SOURCE MATERIAL:
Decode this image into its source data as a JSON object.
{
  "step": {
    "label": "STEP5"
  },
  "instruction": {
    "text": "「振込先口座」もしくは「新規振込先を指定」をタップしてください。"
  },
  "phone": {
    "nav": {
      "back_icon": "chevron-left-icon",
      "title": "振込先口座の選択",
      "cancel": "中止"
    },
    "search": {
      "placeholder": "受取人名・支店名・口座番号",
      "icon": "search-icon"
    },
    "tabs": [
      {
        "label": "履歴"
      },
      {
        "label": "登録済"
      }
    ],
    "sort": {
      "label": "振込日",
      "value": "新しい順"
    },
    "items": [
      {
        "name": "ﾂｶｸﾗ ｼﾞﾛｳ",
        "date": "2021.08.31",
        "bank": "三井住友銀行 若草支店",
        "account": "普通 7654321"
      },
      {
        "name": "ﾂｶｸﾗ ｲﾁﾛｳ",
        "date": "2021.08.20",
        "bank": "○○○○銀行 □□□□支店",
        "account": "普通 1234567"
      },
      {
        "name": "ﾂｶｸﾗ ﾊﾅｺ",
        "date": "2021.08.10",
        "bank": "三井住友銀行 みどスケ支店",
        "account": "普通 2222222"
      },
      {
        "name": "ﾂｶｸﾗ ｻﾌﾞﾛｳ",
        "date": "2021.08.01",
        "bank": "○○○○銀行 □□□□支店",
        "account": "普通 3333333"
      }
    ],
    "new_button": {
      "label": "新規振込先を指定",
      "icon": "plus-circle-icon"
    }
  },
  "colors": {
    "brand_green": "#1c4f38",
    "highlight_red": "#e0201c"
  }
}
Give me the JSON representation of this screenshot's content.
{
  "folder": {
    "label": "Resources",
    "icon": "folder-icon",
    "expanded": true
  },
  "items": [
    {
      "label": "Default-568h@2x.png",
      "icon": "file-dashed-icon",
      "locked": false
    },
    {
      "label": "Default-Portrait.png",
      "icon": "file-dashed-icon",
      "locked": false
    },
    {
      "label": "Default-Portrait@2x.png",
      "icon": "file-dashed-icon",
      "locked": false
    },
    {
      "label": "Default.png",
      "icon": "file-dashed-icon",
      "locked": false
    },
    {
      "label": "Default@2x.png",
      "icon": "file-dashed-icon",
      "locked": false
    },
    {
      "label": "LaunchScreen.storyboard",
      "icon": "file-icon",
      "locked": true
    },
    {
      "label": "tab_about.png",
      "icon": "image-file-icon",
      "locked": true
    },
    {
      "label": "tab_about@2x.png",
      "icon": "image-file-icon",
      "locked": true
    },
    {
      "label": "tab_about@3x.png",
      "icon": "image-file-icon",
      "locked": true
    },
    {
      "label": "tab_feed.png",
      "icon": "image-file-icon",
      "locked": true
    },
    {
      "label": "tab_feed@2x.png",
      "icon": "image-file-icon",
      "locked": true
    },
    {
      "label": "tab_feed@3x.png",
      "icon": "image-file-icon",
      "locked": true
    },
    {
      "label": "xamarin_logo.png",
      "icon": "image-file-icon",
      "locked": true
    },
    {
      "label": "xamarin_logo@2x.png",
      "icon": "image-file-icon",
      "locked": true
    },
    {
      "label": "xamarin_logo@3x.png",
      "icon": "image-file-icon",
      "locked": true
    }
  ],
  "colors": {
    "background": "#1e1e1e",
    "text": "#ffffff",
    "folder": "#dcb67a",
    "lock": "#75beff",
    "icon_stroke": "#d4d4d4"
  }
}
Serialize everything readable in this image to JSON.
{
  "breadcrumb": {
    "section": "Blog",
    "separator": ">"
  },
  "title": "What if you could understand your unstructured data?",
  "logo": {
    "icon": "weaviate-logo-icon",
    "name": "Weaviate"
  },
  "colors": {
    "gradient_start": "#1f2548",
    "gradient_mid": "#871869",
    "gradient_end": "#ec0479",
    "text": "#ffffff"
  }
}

* * *

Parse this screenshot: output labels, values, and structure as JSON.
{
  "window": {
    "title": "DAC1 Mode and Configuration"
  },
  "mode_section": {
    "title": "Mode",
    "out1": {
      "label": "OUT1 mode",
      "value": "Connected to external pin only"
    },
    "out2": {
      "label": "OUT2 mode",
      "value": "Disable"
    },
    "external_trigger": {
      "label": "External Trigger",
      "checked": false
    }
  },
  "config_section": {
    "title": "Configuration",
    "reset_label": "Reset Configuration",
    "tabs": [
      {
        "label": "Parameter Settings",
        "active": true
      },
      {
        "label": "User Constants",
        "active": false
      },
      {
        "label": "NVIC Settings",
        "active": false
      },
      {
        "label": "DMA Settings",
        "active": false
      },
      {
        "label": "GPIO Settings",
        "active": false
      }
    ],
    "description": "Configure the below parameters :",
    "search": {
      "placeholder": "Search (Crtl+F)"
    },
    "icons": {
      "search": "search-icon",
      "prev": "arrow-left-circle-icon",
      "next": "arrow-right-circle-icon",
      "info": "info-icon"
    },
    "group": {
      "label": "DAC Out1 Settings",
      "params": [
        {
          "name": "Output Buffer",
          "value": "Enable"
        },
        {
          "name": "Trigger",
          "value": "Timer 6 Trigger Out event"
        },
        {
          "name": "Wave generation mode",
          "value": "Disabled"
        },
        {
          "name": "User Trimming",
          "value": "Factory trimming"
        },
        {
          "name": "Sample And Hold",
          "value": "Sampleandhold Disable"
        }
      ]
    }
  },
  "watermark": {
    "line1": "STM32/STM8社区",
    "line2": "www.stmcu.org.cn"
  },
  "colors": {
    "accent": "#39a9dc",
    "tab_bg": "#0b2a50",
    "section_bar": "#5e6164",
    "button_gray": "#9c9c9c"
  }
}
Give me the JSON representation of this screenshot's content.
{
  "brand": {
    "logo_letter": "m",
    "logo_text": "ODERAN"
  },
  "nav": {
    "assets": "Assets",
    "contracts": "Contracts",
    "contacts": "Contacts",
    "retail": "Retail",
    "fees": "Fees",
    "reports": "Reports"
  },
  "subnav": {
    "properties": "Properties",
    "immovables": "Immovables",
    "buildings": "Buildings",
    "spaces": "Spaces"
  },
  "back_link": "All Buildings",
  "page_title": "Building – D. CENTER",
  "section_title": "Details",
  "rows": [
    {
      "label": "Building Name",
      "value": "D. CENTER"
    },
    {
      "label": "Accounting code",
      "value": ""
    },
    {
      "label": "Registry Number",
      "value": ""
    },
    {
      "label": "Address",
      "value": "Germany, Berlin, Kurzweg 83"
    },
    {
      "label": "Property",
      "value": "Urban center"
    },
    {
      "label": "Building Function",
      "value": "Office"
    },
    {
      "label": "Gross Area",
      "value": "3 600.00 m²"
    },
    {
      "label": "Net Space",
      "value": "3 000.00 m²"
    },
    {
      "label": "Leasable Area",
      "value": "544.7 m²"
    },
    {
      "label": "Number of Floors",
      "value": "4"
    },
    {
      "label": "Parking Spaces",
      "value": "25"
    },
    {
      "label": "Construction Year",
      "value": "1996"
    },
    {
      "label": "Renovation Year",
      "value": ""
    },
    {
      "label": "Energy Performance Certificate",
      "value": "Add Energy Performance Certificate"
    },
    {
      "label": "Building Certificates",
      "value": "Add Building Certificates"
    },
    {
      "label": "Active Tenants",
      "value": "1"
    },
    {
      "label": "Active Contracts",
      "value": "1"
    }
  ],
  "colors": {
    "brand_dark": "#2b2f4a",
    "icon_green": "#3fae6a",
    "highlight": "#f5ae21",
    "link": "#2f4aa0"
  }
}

STATED PROBLEM: Look over the records above and copy each line that includes the string "Energy".

CORRECT RESULT:
      "label": "Energy Performance Certificate",
      "value": "Add Energy Performance Certificate"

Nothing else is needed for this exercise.